*** DATA FOR ANALYSIS ***
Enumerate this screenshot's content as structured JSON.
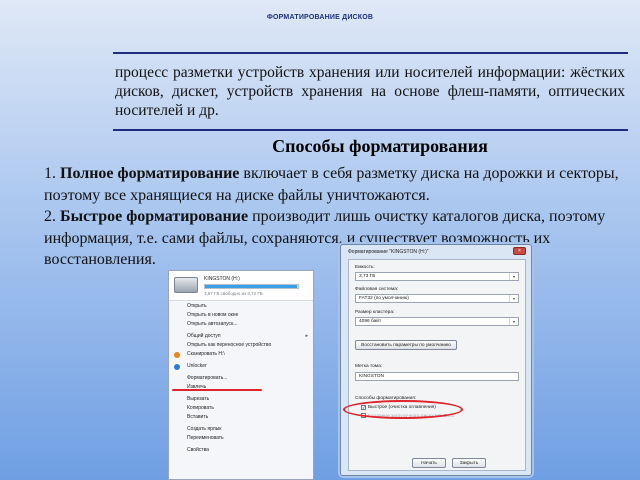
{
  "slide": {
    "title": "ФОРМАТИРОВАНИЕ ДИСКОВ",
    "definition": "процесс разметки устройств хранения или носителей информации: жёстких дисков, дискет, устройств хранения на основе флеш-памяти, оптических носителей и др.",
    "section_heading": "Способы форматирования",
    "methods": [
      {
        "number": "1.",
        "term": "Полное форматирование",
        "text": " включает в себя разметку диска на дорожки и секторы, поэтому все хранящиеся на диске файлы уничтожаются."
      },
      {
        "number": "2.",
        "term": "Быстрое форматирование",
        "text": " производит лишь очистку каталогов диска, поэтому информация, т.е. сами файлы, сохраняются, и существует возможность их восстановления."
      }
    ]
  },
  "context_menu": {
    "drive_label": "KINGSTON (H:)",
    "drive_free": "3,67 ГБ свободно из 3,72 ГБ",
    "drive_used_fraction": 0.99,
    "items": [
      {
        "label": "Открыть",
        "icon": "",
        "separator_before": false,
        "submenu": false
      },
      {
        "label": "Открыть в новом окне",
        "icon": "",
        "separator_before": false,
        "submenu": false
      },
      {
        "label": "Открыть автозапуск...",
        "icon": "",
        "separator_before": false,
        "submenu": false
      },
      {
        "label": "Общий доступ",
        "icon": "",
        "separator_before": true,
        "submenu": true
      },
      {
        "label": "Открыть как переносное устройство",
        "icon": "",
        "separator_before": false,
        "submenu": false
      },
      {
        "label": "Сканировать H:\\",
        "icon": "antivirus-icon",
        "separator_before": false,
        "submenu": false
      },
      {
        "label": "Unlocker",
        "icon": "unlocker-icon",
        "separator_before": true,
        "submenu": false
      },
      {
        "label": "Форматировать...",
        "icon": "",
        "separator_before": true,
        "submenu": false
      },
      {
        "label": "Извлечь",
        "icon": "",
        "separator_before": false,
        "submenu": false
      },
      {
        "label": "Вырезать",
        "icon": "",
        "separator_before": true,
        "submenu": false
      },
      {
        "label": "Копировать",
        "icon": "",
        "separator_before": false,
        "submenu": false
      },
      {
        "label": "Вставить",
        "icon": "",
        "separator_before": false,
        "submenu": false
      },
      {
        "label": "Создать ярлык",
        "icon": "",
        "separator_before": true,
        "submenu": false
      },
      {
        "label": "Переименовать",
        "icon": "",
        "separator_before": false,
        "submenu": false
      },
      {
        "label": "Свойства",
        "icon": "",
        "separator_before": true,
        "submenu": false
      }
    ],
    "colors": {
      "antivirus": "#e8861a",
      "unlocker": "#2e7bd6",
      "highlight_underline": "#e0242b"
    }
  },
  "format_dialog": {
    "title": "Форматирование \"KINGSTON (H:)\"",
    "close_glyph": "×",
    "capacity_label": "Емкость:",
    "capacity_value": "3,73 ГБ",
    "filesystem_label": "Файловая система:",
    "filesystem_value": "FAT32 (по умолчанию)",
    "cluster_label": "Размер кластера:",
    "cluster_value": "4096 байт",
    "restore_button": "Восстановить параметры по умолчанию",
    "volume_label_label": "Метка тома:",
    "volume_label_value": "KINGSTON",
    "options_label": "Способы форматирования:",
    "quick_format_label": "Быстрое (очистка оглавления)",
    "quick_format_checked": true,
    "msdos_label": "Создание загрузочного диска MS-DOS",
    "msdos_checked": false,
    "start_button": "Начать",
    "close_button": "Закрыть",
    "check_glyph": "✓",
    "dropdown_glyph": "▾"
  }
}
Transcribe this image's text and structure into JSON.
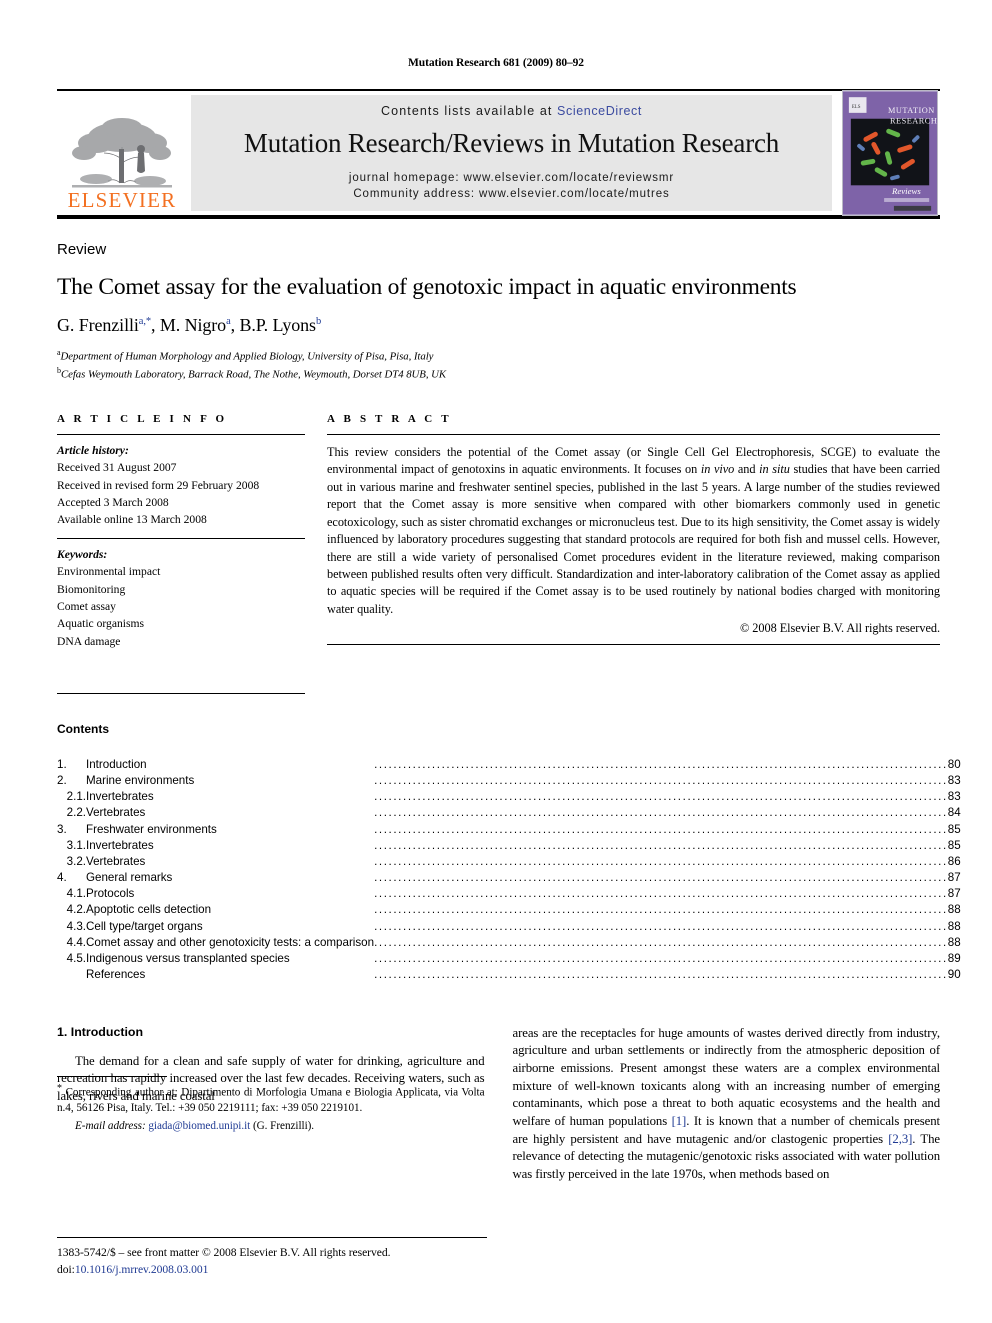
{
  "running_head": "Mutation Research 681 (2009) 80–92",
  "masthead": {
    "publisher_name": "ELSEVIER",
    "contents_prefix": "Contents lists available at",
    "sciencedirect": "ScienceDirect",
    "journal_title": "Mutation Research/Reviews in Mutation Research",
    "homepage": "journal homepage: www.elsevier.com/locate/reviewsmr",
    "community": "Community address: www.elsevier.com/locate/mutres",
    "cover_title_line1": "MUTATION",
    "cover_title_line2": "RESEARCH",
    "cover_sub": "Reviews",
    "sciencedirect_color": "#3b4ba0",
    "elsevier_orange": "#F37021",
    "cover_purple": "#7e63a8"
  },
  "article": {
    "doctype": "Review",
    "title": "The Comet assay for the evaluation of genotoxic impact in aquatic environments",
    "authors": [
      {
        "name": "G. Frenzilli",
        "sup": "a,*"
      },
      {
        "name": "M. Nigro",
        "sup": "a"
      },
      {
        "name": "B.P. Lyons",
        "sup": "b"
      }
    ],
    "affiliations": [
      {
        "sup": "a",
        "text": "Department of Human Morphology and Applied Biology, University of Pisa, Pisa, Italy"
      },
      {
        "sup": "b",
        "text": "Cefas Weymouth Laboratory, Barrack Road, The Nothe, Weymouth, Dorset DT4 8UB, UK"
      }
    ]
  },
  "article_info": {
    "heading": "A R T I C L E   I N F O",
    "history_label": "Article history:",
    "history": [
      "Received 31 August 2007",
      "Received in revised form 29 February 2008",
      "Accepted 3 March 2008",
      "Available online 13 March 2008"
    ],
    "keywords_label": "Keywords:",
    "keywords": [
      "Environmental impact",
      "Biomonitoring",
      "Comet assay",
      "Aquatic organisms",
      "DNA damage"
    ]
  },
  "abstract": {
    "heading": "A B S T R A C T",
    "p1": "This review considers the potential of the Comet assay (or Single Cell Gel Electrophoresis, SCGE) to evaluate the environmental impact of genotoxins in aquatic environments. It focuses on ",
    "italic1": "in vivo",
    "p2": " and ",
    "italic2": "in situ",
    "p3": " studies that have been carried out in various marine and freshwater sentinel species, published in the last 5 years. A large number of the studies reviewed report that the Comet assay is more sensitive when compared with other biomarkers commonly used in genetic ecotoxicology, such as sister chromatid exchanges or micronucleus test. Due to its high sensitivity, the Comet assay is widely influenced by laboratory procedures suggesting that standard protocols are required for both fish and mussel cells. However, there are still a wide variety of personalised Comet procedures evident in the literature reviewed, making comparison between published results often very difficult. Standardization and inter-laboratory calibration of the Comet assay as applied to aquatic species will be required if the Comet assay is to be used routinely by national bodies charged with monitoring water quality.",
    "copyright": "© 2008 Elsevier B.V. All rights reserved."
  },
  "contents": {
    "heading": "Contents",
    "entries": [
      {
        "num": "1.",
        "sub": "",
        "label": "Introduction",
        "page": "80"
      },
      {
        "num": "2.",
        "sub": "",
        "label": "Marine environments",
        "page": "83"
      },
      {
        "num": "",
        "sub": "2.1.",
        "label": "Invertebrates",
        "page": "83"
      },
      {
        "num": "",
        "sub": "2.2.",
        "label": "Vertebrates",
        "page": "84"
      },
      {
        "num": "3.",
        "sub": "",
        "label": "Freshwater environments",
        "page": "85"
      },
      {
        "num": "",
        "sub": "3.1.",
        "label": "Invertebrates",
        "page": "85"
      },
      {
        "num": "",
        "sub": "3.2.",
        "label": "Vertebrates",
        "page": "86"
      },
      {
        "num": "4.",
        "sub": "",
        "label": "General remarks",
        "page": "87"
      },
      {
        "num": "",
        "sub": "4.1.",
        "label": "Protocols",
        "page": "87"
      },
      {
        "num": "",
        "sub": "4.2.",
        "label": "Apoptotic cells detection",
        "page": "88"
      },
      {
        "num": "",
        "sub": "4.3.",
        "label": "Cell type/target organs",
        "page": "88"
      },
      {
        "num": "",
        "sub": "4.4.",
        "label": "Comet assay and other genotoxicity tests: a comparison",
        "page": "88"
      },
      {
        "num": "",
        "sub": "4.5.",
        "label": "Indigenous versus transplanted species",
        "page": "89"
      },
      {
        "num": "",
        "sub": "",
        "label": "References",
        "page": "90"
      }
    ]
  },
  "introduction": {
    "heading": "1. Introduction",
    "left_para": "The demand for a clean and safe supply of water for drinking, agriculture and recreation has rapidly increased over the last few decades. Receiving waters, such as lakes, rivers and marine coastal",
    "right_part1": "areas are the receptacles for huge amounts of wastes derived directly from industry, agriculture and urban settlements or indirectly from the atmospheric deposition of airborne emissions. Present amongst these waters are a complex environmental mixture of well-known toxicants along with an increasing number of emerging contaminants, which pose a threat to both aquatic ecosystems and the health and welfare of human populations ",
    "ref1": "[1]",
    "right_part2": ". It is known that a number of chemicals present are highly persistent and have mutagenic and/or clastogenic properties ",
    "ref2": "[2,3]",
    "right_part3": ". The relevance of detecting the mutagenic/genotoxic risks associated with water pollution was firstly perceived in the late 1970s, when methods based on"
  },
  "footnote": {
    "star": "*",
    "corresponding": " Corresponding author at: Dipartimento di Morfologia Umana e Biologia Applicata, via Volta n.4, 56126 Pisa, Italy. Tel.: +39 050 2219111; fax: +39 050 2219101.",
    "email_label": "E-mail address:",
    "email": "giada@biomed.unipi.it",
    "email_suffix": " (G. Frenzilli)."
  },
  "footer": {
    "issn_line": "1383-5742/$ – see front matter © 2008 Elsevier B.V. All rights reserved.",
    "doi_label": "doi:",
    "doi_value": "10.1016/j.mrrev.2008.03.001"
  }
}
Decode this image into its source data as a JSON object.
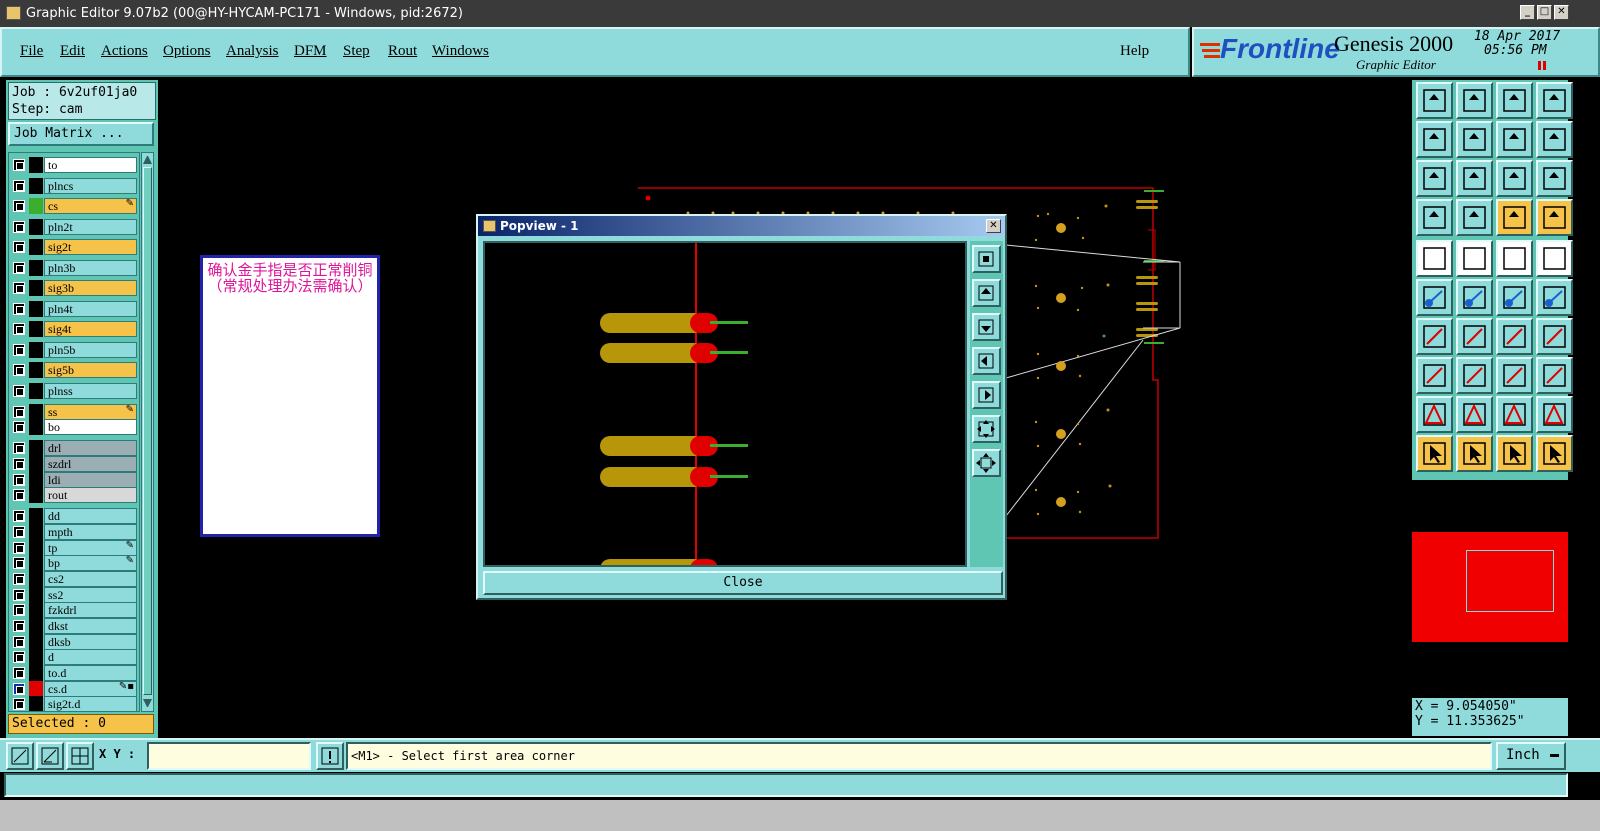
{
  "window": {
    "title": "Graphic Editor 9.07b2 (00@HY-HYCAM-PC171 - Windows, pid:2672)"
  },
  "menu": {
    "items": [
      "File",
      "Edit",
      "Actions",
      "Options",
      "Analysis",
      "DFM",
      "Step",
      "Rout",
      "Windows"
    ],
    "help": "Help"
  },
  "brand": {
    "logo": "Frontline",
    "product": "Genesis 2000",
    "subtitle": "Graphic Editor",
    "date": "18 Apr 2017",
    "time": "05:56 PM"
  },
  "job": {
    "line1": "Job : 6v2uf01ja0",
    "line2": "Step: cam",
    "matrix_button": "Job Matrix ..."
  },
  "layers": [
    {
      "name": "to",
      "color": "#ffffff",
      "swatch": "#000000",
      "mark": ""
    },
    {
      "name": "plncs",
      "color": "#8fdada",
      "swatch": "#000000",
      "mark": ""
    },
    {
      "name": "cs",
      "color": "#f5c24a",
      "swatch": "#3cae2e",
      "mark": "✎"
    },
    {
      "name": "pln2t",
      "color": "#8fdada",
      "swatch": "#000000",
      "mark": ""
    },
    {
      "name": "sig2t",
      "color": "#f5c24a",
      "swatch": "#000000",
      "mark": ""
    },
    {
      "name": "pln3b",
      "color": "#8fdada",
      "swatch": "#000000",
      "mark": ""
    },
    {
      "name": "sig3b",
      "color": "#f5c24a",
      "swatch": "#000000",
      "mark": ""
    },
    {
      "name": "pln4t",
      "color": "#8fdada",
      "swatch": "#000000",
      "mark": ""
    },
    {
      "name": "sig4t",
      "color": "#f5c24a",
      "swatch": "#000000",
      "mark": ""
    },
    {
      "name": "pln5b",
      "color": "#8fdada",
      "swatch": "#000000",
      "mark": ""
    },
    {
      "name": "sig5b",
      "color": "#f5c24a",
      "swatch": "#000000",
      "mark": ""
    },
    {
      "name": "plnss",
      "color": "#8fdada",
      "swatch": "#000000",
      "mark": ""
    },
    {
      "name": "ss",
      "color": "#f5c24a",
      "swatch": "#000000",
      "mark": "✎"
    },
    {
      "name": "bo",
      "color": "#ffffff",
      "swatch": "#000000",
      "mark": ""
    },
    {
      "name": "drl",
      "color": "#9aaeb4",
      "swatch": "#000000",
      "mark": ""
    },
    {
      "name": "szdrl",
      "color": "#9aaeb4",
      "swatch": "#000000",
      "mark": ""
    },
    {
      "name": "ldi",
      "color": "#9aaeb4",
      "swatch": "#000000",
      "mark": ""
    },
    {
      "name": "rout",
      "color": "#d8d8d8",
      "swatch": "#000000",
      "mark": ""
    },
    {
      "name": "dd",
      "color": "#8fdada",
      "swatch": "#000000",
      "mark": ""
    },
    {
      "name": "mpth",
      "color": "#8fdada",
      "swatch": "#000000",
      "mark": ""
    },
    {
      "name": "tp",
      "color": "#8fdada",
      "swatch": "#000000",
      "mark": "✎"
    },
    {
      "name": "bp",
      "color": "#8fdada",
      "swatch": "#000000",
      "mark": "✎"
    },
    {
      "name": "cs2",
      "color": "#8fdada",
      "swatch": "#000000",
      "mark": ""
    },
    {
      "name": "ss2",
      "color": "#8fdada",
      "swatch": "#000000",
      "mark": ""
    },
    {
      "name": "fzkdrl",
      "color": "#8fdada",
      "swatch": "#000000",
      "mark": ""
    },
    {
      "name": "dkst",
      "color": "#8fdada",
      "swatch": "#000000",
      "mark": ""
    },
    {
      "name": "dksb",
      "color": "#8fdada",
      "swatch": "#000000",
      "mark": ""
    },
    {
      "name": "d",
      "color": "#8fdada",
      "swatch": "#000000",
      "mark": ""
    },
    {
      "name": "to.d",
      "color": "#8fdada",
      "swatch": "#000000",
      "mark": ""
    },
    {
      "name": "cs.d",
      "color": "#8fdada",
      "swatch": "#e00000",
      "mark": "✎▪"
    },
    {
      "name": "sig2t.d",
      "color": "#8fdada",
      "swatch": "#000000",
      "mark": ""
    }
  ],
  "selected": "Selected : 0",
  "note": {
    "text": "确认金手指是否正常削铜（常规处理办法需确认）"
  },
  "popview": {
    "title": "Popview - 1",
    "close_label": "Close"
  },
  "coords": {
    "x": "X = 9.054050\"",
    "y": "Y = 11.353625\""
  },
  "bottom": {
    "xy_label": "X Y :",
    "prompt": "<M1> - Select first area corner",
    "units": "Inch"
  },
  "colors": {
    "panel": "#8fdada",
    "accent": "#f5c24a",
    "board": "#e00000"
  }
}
***
§ **PROBLEM TO SOLVE**
From the records above, copy each line where the word "Editor" can be found.

§ **ANSWER FOR THIS EXERCISE**
    "title": "Graphic Editor 9.07b2 (00@HY-HYCAM-PC171 - Windows, pid:2672)"
    "subtitle": "Graphic Editor",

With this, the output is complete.